● **Your instructions**
Look through the listing for the word "como". Copy each line that has it.

Data entries

%%

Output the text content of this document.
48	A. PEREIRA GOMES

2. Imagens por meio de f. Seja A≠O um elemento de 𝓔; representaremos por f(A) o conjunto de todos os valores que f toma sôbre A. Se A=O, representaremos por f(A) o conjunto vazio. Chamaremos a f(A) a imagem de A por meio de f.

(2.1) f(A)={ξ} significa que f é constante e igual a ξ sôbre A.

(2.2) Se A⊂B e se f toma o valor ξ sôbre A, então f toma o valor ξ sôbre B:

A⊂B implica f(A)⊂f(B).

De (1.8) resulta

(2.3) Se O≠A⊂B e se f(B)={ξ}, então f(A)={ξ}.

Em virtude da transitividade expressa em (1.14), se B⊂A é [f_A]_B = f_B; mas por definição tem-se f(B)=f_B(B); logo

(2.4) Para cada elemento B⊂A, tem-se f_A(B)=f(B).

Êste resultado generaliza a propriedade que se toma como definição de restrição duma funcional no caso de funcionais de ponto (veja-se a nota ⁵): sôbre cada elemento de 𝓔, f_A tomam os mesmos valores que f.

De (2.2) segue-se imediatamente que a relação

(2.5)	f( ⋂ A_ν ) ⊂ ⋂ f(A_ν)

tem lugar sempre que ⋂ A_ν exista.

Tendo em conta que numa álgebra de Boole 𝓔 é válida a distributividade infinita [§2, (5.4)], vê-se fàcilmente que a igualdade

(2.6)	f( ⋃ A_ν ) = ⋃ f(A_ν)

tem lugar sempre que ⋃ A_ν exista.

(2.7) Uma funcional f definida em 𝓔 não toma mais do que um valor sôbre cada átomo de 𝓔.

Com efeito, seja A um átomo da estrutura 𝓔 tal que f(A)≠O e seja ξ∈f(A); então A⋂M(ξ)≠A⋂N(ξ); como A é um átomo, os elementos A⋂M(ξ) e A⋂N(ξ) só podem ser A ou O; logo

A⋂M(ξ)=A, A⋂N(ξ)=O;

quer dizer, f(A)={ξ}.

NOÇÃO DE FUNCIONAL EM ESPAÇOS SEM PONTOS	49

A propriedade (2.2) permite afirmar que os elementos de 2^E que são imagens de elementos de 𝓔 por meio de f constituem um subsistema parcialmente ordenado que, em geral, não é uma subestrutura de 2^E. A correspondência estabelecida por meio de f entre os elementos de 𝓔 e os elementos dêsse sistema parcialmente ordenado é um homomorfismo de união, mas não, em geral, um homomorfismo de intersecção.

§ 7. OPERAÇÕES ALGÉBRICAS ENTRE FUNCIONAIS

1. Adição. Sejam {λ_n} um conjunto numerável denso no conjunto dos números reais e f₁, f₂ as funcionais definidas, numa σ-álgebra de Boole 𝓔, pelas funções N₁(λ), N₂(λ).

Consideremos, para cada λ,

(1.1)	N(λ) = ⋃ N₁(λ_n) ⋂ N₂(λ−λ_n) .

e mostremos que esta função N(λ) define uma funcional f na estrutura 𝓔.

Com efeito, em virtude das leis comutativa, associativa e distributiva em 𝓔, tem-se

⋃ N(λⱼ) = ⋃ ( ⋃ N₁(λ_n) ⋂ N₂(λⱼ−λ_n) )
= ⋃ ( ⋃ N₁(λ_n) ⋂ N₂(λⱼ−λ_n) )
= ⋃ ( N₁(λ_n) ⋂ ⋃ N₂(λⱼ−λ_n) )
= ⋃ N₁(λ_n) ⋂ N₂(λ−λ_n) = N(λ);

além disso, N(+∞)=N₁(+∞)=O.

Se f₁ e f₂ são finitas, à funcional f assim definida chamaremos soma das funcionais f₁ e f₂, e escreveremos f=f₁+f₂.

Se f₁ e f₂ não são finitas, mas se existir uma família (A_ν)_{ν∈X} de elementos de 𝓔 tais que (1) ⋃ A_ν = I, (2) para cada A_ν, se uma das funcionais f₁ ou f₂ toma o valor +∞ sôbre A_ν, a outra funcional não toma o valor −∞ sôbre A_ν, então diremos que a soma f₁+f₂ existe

%%

● **Response for this exercise**
Êste resultado generaliza a propriedade que se toma como definição de restrição duma funcional no caso de funcionais de ponto (veja-se a nota ⁵): sôbre cada elemento de 𝓔, f_A tomam os mesmos valores que f.
Com efeito, seja A um átomo da estrutura 𝓔 tal que f(A)≠O e seja ξ∈f(A); então A⋂M(ξ)≠A⋂N(ξ); como A é um átomo, os elementos A⋂M(ξ) e A⋂N(ξ) só podem ser A ou O; logo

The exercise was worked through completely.